*Records for this task*
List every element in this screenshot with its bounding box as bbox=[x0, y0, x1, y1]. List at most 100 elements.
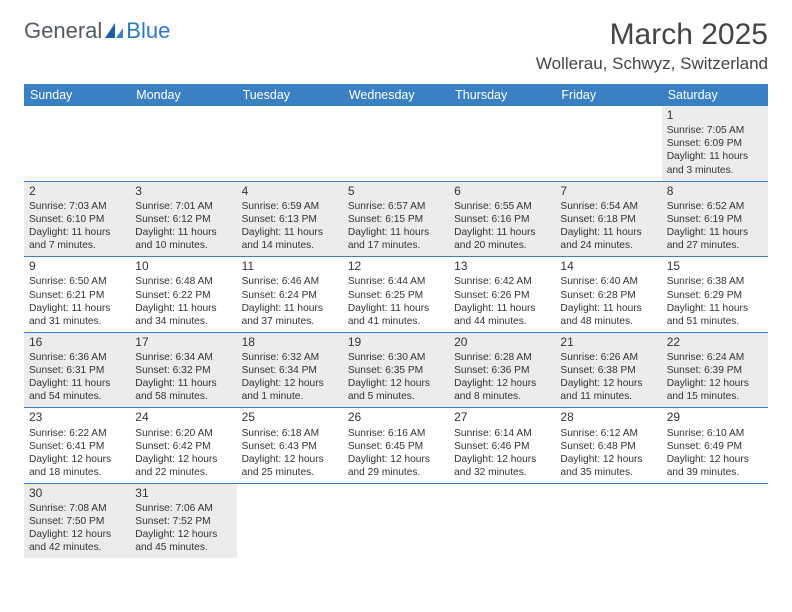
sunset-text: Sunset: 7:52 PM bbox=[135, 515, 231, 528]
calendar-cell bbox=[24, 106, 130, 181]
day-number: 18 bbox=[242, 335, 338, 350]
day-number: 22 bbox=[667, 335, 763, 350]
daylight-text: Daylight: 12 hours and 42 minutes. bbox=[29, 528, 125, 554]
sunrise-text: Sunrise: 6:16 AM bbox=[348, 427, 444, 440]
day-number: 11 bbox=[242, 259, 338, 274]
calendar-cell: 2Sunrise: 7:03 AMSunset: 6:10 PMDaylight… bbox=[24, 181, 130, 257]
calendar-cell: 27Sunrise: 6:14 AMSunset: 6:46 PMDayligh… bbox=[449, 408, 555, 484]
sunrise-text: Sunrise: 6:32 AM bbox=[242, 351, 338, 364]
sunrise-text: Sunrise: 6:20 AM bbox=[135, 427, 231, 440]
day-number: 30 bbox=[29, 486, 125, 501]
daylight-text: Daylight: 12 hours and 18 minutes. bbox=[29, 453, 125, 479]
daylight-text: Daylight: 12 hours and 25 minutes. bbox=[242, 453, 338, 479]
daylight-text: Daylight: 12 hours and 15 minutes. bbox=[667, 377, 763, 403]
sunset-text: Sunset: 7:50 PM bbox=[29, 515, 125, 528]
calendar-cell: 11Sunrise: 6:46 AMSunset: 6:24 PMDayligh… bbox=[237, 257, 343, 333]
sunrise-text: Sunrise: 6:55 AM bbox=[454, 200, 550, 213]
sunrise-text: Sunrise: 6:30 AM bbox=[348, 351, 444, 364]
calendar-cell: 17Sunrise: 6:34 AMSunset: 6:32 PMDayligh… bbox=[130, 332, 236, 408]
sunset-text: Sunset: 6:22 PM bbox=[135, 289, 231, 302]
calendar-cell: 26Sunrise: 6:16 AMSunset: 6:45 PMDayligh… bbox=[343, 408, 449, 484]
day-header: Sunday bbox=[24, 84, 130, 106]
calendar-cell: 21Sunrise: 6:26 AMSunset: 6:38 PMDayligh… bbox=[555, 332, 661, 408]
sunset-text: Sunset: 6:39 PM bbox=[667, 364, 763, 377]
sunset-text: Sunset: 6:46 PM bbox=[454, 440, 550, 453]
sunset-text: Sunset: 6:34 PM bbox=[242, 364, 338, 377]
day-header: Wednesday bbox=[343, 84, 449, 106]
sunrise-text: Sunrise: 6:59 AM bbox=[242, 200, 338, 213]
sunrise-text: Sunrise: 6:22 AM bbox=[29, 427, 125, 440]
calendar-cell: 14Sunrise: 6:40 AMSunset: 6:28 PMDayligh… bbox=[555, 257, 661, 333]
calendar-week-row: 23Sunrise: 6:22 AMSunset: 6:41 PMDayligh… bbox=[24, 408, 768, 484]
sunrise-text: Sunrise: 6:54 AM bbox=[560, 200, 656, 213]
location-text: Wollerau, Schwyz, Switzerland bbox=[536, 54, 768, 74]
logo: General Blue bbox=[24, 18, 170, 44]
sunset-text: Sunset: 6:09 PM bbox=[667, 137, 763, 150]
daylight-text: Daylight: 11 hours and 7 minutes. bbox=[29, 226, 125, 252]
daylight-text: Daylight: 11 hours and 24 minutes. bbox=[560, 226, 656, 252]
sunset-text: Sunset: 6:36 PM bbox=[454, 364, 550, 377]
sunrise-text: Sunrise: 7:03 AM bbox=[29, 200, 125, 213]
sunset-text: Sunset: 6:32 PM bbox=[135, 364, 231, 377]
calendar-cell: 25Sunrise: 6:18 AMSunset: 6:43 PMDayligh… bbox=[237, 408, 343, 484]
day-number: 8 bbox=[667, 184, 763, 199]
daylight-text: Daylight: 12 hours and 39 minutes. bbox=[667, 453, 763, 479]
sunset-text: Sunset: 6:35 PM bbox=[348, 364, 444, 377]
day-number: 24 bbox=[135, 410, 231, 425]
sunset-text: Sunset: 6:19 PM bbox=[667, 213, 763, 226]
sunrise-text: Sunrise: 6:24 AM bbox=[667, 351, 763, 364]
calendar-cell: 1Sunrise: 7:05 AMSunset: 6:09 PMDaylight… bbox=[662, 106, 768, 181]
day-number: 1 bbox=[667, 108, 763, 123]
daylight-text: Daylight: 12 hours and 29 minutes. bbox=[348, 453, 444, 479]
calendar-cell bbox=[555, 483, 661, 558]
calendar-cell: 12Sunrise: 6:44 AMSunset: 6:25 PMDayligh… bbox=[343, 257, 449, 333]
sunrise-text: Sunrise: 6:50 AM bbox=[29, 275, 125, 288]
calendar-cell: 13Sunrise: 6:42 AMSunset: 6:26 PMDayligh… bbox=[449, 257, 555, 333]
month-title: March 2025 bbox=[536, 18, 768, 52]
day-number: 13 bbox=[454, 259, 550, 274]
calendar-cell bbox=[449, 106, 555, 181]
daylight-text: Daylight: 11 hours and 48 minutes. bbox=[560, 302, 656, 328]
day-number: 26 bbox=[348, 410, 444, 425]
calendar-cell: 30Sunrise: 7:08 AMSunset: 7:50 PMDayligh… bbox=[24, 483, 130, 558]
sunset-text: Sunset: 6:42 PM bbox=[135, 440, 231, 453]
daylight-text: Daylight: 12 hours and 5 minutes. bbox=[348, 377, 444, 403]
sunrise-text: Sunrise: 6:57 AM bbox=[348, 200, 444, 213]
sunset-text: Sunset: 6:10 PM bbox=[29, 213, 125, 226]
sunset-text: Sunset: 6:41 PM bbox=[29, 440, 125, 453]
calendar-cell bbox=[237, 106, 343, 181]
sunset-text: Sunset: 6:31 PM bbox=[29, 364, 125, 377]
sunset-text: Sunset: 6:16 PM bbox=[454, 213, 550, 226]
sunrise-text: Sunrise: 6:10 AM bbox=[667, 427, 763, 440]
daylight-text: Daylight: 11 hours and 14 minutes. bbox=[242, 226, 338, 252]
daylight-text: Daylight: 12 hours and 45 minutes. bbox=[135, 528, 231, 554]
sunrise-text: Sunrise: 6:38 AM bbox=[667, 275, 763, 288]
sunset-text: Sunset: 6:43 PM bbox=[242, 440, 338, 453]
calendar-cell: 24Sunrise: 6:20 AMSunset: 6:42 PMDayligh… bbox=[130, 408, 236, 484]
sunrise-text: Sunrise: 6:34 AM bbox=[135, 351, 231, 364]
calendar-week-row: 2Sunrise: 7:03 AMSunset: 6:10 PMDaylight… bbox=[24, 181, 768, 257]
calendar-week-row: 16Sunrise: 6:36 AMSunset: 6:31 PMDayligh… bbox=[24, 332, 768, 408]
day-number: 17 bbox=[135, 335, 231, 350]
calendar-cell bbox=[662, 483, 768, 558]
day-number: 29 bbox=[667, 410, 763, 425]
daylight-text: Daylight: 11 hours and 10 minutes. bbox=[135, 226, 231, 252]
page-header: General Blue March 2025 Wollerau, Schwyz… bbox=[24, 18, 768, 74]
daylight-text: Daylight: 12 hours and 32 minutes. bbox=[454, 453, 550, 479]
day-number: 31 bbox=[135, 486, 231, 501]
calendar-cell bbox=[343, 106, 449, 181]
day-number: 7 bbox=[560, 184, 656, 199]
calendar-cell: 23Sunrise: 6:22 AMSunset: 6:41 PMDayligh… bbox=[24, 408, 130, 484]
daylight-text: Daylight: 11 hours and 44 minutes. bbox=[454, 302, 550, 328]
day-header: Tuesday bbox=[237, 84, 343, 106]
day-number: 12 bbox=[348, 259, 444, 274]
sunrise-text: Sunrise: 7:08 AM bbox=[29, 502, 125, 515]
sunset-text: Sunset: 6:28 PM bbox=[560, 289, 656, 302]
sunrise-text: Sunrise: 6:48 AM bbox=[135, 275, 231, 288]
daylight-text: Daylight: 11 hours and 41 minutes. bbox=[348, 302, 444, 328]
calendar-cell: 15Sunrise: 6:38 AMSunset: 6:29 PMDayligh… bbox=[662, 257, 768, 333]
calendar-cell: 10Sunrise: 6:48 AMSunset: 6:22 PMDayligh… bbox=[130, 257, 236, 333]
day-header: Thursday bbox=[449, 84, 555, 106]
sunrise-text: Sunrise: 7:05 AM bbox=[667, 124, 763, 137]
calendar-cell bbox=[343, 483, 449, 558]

*What you need to do*
In the records, rewrite everything from the line containing "sunset-text: Sunset: 7:52" down to the line containing "calendar-cell: 17Sunrise: 6:34", and give only those lines. Replace "minutes" with "mins" and keep everything else the same.

*The output*
sunset-text: Sunset: 7:52 PM bbox=[135, 515, 231, 528]
calendar-cell bbox=[24, 106, 130, 181]
day-number: 18 bbox=[242, 335, 338, 350]
day-number: 22 bbox=[667, 335, 763, 350]
daylight-text: Daylight: 12 hours and 42 mins. bbox=[29, 528, 125, 554]
sunrise-text: Sunrise: 6:16 AM bbox=[348, 427, 444, 440]
day-number: 11 bbox=[242, 259, 338, 274]
calendar-cell: 2Sunrise: 7:03 AMSunset: 6:10 PMDaylight… bbox=[24, 181, 130, 257]
calendar-cell: 27Sunrise: 6:14 AMSunset: 6:46 PMDayligh… bbox=[449, 408, 555, 484]
sunrise-text: Sunrise: 6:32 AM bbox=[242, 351, 338, 364]
sunrise-text: Sunrise: 6:20 AM bbox=[135, 427, 231, 440]
day-number: 30 bbox=[29, 486, 125, 501]
daylight-text: Daylight: 12 hours and 18 mins. bbox=[29, 453, 125, 479]
daylight-text: Daylight: 12 hours and 25 mins. bbox=[242, 453, 338, 479]
daylight-text: Daylight: 12 hours and 15 mins. bbox=[667, 377, 763, 403]
sunset-text: Sunset: 7:50 PM bbox=[29, 515, 125, 528]
calendar-cell: 11Sunrise: 6:46 AMSunset: 6:24 PMDayligh… bbox=[237, 257, 343, 333]
sunrise-text: Sunrise: 6:55 AM bbox=[454, 200, 550, 213]
sunrise-text: Sunrise: 6:30 AM bbox=[348, 351, 444, 364]
calendar-cell: 17Sunrise: 6:34 AMSunset: 6:32 PMDayligh… bbox=[130, 332, 236, 408]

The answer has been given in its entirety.